Below are some records; repeat them all exactly, minus the pictures.

Stored data entries
<<<<

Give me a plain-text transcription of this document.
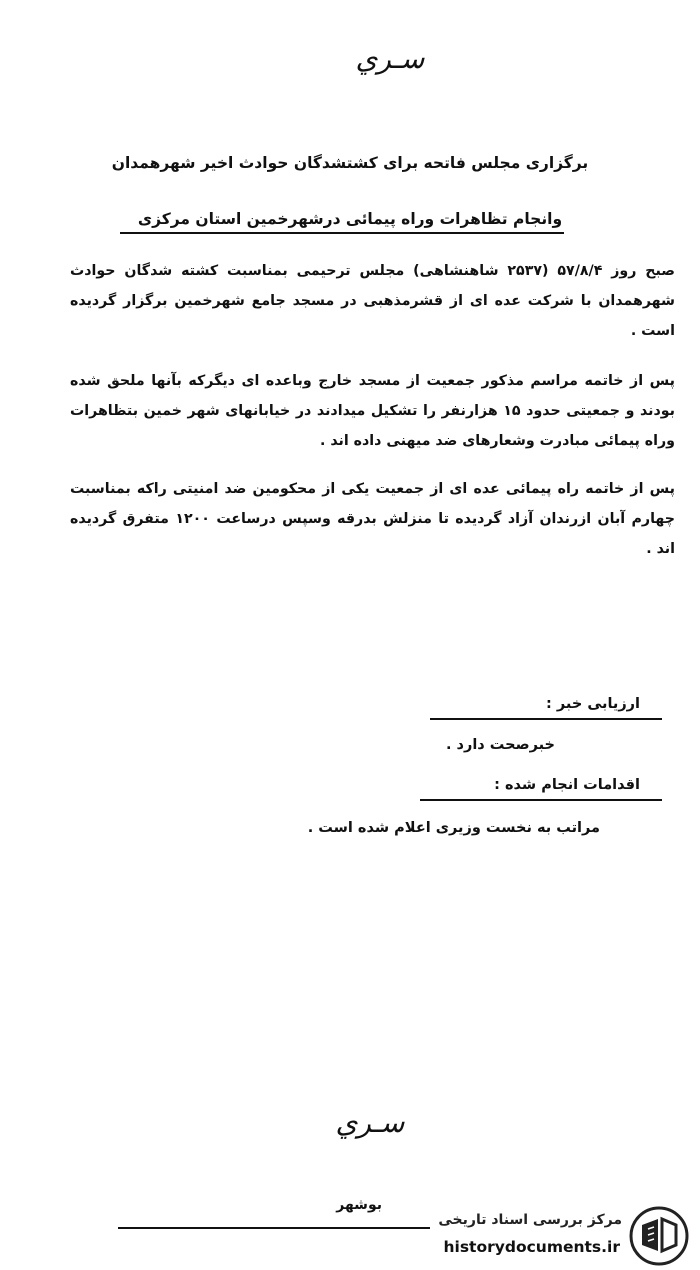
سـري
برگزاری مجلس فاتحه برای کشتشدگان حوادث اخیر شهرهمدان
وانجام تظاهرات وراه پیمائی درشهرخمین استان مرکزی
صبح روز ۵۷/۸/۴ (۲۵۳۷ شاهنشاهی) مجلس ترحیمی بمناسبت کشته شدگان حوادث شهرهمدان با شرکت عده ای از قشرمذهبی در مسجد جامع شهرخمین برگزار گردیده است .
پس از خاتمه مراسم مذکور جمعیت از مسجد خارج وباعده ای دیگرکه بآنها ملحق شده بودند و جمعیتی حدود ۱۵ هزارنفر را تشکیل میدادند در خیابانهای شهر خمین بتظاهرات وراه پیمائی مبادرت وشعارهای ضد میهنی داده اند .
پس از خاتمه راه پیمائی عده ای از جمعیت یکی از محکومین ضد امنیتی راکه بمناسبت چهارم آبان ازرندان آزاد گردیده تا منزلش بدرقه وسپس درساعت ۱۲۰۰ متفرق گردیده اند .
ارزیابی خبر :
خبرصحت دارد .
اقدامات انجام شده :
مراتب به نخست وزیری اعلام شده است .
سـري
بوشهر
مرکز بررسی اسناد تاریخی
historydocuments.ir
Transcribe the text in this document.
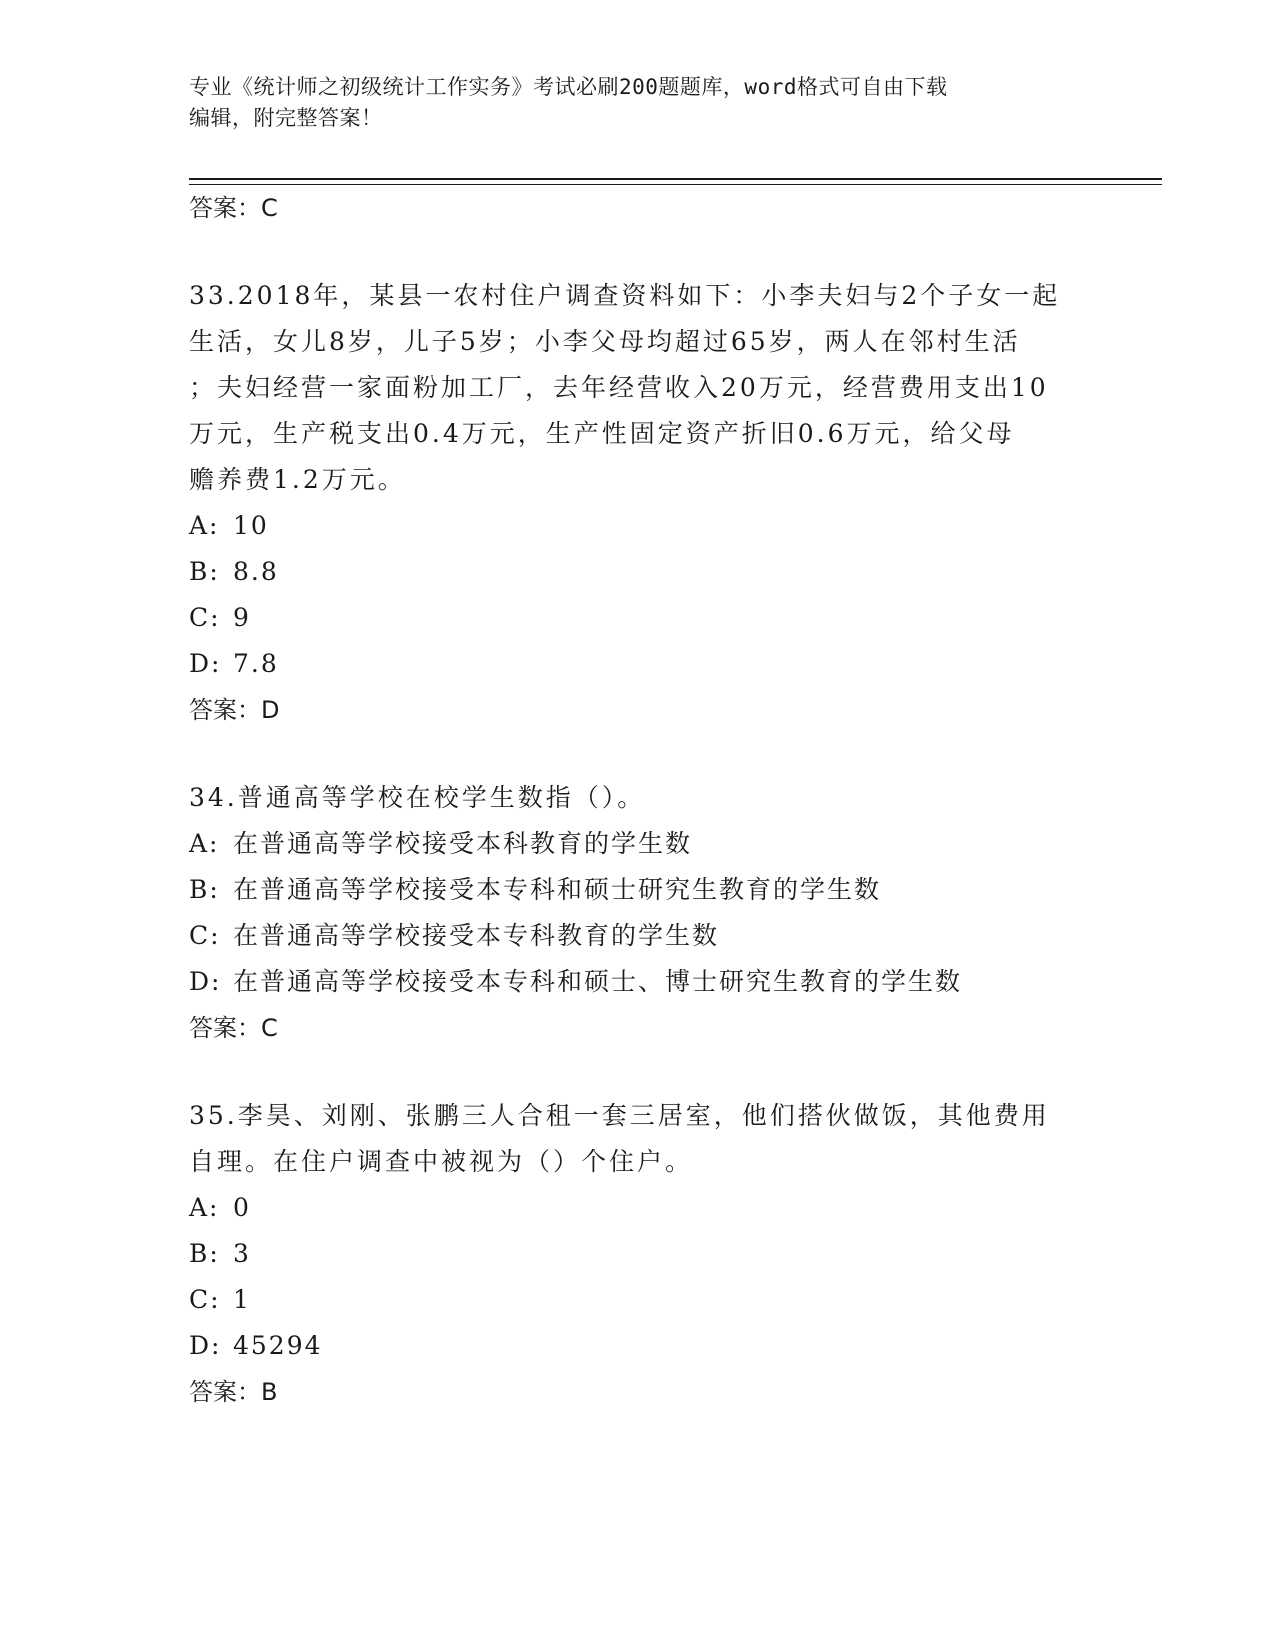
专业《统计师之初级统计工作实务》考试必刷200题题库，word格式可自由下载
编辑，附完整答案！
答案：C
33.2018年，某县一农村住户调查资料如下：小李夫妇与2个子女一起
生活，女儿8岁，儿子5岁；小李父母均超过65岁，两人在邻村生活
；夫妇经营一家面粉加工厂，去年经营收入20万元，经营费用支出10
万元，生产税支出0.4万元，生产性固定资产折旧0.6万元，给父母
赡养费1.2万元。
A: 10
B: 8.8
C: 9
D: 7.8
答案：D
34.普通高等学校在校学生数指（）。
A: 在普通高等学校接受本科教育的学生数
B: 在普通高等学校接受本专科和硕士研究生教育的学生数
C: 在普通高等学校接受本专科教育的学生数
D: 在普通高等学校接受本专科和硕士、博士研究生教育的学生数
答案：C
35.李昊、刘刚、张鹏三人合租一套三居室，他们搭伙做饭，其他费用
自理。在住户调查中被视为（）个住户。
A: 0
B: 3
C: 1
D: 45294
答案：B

>>>>

■ Response to this exercise:
Give me a plain-text transcription of this document.
سـري
برگزاری مجلس فاتحه برای کشتشدگان حوادث اخیر شهرهمدان
وانجام تظاهرات وراه پیمائی درشهرخمین استان مرکزی
صبح روز ۵۷/۸/۴ (۲۵۳۷ شاهنشاهی) مجلس ترحیمی بمناسبت کشته شدگان حوادث شهرهمدان با شرکت عده ای از قشرمذهبی در مسجد جامع شهرخمین برگزار گردیده است .
پس از خاتمه مراسم مذکور جمعیت از مسجد خارج وباعده ای دیگرکه بآنها ملحق شده بودند و جمعیتی حدود ۱۵ هزارنفر را تشکیل میدادند در خیابانهای شهر خمین بتظاهرات وراه پیمائی مبادرت وشعارهای ضد میهنی داده اند .
پس از خاتمه راه پیمائی عده ای از جمعیت یکی از محکومین ضد امنیتی راکه بمناسبت چهارم آبان ازرندان آزاد گردیده تا منزلش بدرقه وسپس درساعت ۱۲۰۰ متفرق گردیده اند .
ارزیابی خبر :
خبرصحت دارد .
اقدامات انجام شده :
مراتب به نخست وزیری اعلام شده است .
سـري
بوشهر
مرکز بررسی اسناد تاریخی
historydocuments.ir
Transcribe the text in this document.
专业《统计师之初级统计工作实务》考试必刷200题题库，word格式可自由下载
编辑，附完整答案！
答案：C
33.2018年，某县一农村住户调查资料如下：小李夫妇与2个子女一起
生活，女儿8岁，儿子5岁；小李父母均超过65岁，两人在邻村生活
；夫妇经营一家面粉加工厂，去年经营收入20万元，经营费用支出10
万元，生产税支出0.4万元，生产性固定资产折旧0.6万元，给父母
赡养费1.2万元。
A: 10
B: 8.8
C: 9
D: 7.8
答案：D
34.普通高等学校在校学生数指（）。
A: 在普通高等学校接受本科教育的学生数
B: 在普通高等学校接受本专科和硕士研究生教育的学生数
C: 在普通高等学校接受本专科教育的学生数
D: 在普通高等学校接受本专科和硕士、博士研究生教育的学生数
答案：C
35.李昊、刘刚、张鹏三人合租一套三居室，他们搭伙做饭，其他费用
自理。在住户调查中被视为（）个住户。
A: 0
B: 3
C: 1
D: 45294
答案：B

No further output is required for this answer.